[Short task]: Restate, word for word, all of the material shown below.

[Stored data]:
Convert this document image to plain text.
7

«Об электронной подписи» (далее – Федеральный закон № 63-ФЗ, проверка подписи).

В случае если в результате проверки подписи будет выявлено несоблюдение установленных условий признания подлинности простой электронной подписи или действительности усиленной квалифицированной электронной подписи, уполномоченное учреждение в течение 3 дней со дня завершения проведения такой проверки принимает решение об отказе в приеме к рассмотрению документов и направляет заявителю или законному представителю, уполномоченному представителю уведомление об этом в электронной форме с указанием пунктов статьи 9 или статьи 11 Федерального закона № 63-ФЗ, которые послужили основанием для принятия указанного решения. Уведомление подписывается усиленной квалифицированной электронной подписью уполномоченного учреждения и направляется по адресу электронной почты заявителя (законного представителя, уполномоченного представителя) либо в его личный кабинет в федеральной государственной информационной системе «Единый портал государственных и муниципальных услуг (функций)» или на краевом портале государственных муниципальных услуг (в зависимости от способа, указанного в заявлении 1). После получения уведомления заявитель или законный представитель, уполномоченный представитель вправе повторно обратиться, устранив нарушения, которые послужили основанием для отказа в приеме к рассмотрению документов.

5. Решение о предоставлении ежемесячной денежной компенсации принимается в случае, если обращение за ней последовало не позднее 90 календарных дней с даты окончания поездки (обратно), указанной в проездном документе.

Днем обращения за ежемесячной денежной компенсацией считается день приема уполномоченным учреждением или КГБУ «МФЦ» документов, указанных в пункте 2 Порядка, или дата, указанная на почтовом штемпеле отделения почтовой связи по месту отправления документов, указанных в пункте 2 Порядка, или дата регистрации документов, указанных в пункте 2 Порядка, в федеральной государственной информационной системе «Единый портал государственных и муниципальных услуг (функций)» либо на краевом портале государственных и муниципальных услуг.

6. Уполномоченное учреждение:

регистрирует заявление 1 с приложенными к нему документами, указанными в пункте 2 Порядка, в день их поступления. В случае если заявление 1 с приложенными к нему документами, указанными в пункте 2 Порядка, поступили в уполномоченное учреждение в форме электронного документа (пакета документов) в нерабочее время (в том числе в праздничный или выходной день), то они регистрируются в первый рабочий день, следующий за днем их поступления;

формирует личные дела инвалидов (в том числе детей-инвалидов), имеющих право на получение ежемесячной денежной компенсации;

[Expected answer]:
Convert this document image to plain text.
7

«Об электронной подписи» (далее – Федеральный закон № 63-ФЗ, проверка подписи).

В случае если в результате проверки подписи будет выявлено несоблюдение установленных условий признания подлинности простой электронной подписи или действительности усиленной квалифицированной электронной подписи, уполномоченное учреждение в течение 3 дней со дня завершения проведения такой проверки принимает решение об отказе в приеме к рассмотрению документов и направляет заявителю или законному представителю, уполномоченному представителю уведомление об этом в электронной форме с указанием пунктов статьи 9 или статьи 11 Федерального закона № 63-ФЗ, которые послужили основанием для принятия указанного решения. Уведомление подписывается усиленной квалифицированной электронной подписью уполномоченного учреждения и направляется по адресу электронной почты заявителя (законного представителя, уполномоченного представителя) либо в его личный кабинет в федеральной государственной информационной системе «Единый портал государственных и муниципальных услуг (функций)» или на краевом портале государственных муниципальных услуг (в зависимости от способа, указанного в заявлении 1). После получения уведомления заявитель или законный представитель, уполномоченный представитель вправе повторно обратиться, устранив нарушения, которые послужили основанием для отказа в приеме к рассмотрению документов.

5. Решение о предоставлении ежемесячной денежной компенсации принимается в случае, если обращение за ней последовало не позднее 90 календарных дней с даты окончания поездки (обратно), указанной в проездном документе.

Днем обращения за ежемесячной денежной компенсацией считается день приема уполномоченным учреждением или КГБУ «МФЦ» документов, указанных в пункте 2 Порядка, или дата, указанная на почтовом штемпеле отделения почтовой связи по месту отправления документов, указанных в пункте 2 Порядка, или дата регистрации документов, указанных в пункте 2 Порядка, в федеральной государственной информационной системе «Единый портал государственных и муниципальных услуг (функций)» либо на краевом портале государственных и муниципальных услуг.

6. Уполномоченное учреждение:

регистрирует заявление 1 с приложенными к нему документами, указанными в пункте 2 Порядка, в день их поступления. В случае если заявление 1 с приложенными к нему документами, указанными в пункте 2 Порядка, поступили в уполномоченное учреждение в форме электронного документа (пакета документов) в нерабочее время (в том числе в праздничный или выходной день), то они регистрируются в первый рабочий день, следующий за днем их поступления;

формирует личные дела инвалидов (в том числе детей-инвалидов), имеющих право на получение ежемесячной денежной компенсации;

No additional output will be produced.